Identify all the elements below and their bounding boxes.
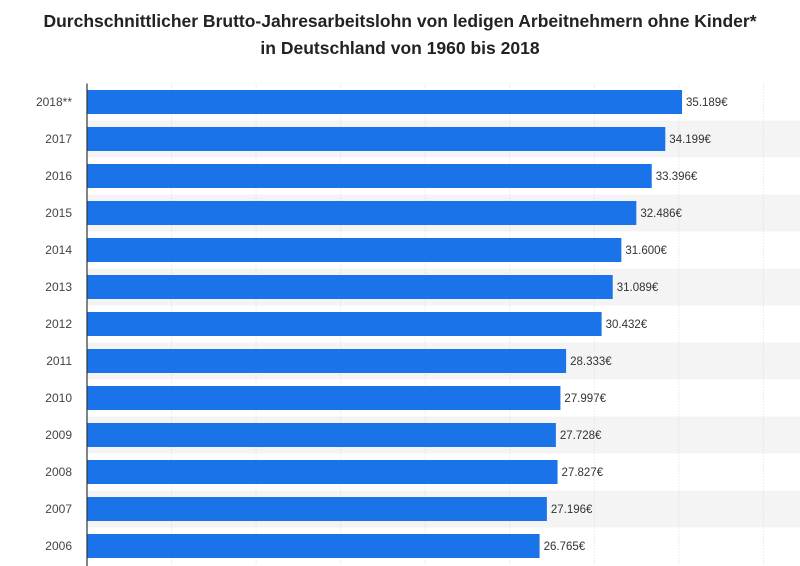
value-label: 26.765€ bbox=[544, 541, 586, 553]
bar bbox=[87, 312, 602, 336]
value-label: 27.997€ bbox=[564, 393, 606, 405]
value-label: 27.728€ bbox=[560, 430, 602, 442]
value-label: 31.600€ bbox=[625, 245, 667, 257]
bar bbox=[87, 127, 666, 151]
bar bbox=[87, 497, 547, 521]
category-label: 2008 bbox=[45, 465, 72, 479]
category-label: 2010 bbox=[45, 391, 72, 405]
bar bbox=[87, 238, 622, 262]
value-label: 28.333€ bbox=[570, 356, 612, 368]
category-label: 2015 bbox=[45, 206, 72, 220]
value-label: 31.089€ bbox=[617, 282, 659, 294]
bar bbox=[87, 164, 652, 188]
bar bbox=[87, 534, 540, 558]
category-label: 2014 bbox=[45, 243, 72, 257]
category-label: 2006 bbox=[45, 539, 72, 553]
bar bbox=[87, 201, 637, 225]
category-label: 2018** bbox=[36, 95, 72, 109]
value-label: 30.432€ bbox=[606, 319, 648, 331]
value-label: 32.486€ bbox=[640, 208, 682, 220]
bar bbox=[87, 349, 567, 373]
category-label: 2017 bbox=[45, 132, 72, 146]
bar bbox=[87, 386, 561, 410]
category-label: 2007 bbox=[45, 502, 72, 516]
value-label: 27.196€ bbox=[551, 504, 593, 516]
category-label: 2011 bbox=[46, 354, 72, 368]
category-label: 2016 bbox=[45, 169, 72, 183]
category-label: 2013 bbox=[45, 280, 72, 294]
chart-title: Durchschnittlicher Brutto-Jahresarbeitsl… bbox=[43, 11, 757, 58]
bar bbox=[87, 423, 556, 447]
value-label: 33.396€ bbox=[656, 171, 698, 183]
bar bbox=[87, 90, 683, 114]
bar bbox=[87, 275, 613, 299]
category-label: 2009 bbox=[45, 428, 72, 442]
value-label: 34.199€ bbox=[669, 134, 711, 146]
value-label: 27.827€ bbox=[562, 467, 604, 479]
bar bbox=[87, 460, 558, 484]
category-label: 2012 bbox=[45, 317, 72, 331]
value-label: 35.189€ bbox=[686, 97, 728, 109]
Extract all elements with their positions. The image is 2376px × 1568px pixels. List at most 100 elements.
━━━━━━━━━━
WHAT TO DO: Return every line of the listing above unchanged, leaving out the picture.

EXERCISE OUTPUT:
Identify all the elements below and their bounding boxes.
value-label: 26.765€ bbox=[544, 541, 586, 553]
bar bbox=[87, 312, 602, 336]
value-label: 27.997€ bbox=[564, 393, 606, 405]
value-label: 27.728€ bbox=[560, 430, 602, 442]
value-label: 31.600€ bbox=[625, 245, 667, 257]
bar bbox=[87, 127, 666, 151]
bar bbox=[87, 497, 547, 521]
category-label: 2008 bbox=[45, 465, 72, 479]
category-label: 2010 bbox=[45, 391, 72, 405]
bar bbox=[87, 238, 622, 262]
value-label: 28.333€ bbox=[570, 356, 612, 368]
category-label: 2015 bbox=[45, 206, 72, 220]
value-label: 31.089€ bbox=[617, 282, 659, 294]
bar bbox=[87, 164, 652, 188]
bar bbox=[87, 534, 540, 558]
category-label: 2014 bbox=[45, 243, 72, 257]
category-label: 2006 bbox=[45, 539, 72, 553]
bar bbox=[87, 201, 637, 225]
category-label: 2018** bbox=[36, 95, 72, 109]
value-label: 30.432€ bbox=[606, 319, 648, 331]
value-label: 32.486€ bbox=[640, 208, 682, 220]
bar bbox=[87, 349, 567, 373]
category-label: 2017 bbox=[45, 132, 72, 146]
bar bbox=[87, 386, 561, 410]
category-label: 2007 bbox=[45, 502, 72, 516]
value-label: 27.196€ bbox=[551, 504, 593, 516]
category-label: 2011 bbox=[46, 354, 72, 368]
category-label: 2016 bbox=[45, 169, 72, 183]
category-label: 2013 bbox=[45, 280, 72, 294]
chart-title: Durchschnittlicher Brutto-Jahresarbeitsl… bbox=[43, 11, 757, 58]
bar bbox=[87, 423, 556, 447]
value-label: 33.396€ bbox=[656, 171, 698, 183]
bar bbox=[87, 90, 683, 114]
bar bbox=[87, 275, 613, 299]
category-label: 2009 bbox=[45, 428, 72, 442]
value-label: 34.199€ bbox=[669, 134, 711, 146]
value-label: 27.827€ bbox=[562, 467, 604, 479]
bar bbox=[87, 460, 558, 484]
category-label: 2012 bbox=[45, 317, 72, 331]
value-label: 35.189€ bbox=[686, 97, 728, 109]
Extract all elements with their positions. The image is 2376px × 1568px pixels. List at most 100 elements.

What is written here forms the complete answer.